TASK TO COMPLETE: List all lines in the material below that contain "Properties".

Extracted records
.....

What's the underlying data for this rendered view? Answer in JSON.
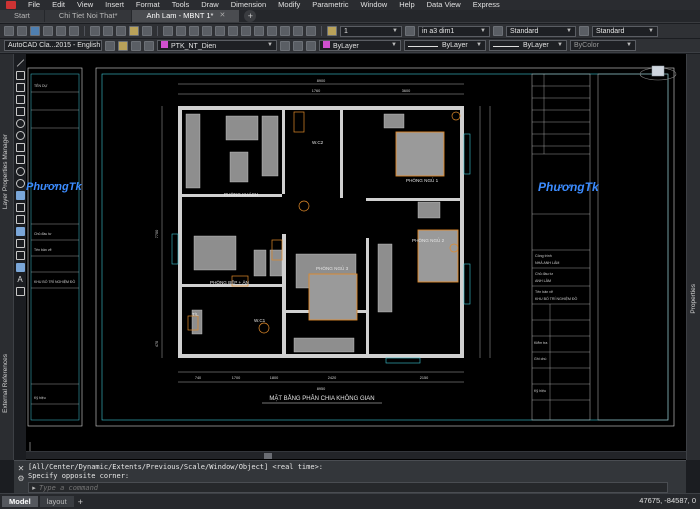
{
  "menu": {
    "items": [
      "File",
      "Edit",
      "View",
      "Insert",
      "Format",
      "Tools",
      "Draw",
      "Dimension",
      "Modify",
      "Parametric",
      "Window",
      "Help",
      "Data View",
      "Express"
    ]
  },
  "tabs": [
    {
      "label": "Start",
      "active": false
    },
    {
      "label": "Chi Tiet Noi That*",
      "active": false
    },
    {
      "label": "Anh Lam - MBNT 1*",
      "active": true
    }
  ],
  "toolbar1": {
    "scale_value": "1",
    "dimstyle": "in a3 dim1",
    "textstyle": "Standard",
    "tablestyle": "Standard"
  },
  "toolbar2": {
    "workspace": "AutoCAD Cla...2015 - English",
    "layer": "PTK_NT_Dien",
    "color": "ByLayer",
    "linetype": "ByLayer",
    "lineweight": "ByLayer",
    "plotstyle": "ByColor"
  },
  "palettes": {
    "layer_properties": "Layer Properties Manager",
    "external_references": "External References",
    "properties": "Properties"
  },
  "drawing": {
    "plan_title": "MẶT BẰNG PHÂN CHIA KHÔNG GIAN",
    "rooms": {
      "living": "PHÒNG KHÁCH",
      "wc2": "W.C2",
      "bed1": "PHÒNG NGỦ 1",
      "bed2": "PHÒNG NGỦ 2",
      "bed3": "PHÒNG NGỦ 3",
      "kitchen": "PHÒNG BẾP + ĂN",
      "wc1": "W.C1",
      "tl": "T/L"
    },
    "dims_top": {
      "overall": "8900",
      "seg1": "1760",
      "seg2": "3600"
    },
    "dims_bottom": {
      "overall": "8950",
      "seg1": "740",
      "seg2": "1700",
      "seg3": "1800",
      "seg4": "2420",
      "seg5": "2150"
    },
    "dims_left": {
      "seg1": "7700",
      "seg2": "470"
    },
    "brand_right": "PhươngTk",
    "brand_left": "PhươngTk",
    "title_block": {
      "row1": "Công trình",
      "row2": "NHÀ ANH LÂM",
      "row3": "Chủ đầu tư",
      "row4": "ANH LÂM",
      "row5": "Tên bản vẽ",
      "row6": "KHU BỐ TRÍ NGHIỆM ĐỒ",
      "label_a": "Kiểm tra",
      "label_b": "Ghi chú",
      "label_c": "Kỹ hiệu"
    },
    "left_block": {
      "row1": "TÊN DỰ",
      "row2": "Chủ đầu tư",
      "row3": "Tên bản vẽ",
      "row4": "KHU BỐ TRÍ NGHIỆM ĐỒ",
      "row5": "Kỹ hiệu"
    }
  },
  "command": {
    "history_line1": "[All/Center/Dynamic/Extents/Previous/Scale/Window/Object] <real time>:",
    "history_line2": "Specify opposite corner:",
    "placeholder": "Type a command"
  },
  "status": {
    "model_tab": "Model",
    "layout_tab": "layout",
    "coordinates": "47675, -84587, 0"
  },
  "colors": {
    "wall": "#ffffff",
    "furniture": "#c8c8c8",
    "accent_orange": "#e08a2a",
    "dimension": "#d9d9d9",
    "border_cyan": "#3fc7d6",
    "brand_blue": "#3c8cff"
  }
}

.....

WORKED SOLUTION:
    "layer_properties": "Layer Properties Manager",
    "properties": "Properties"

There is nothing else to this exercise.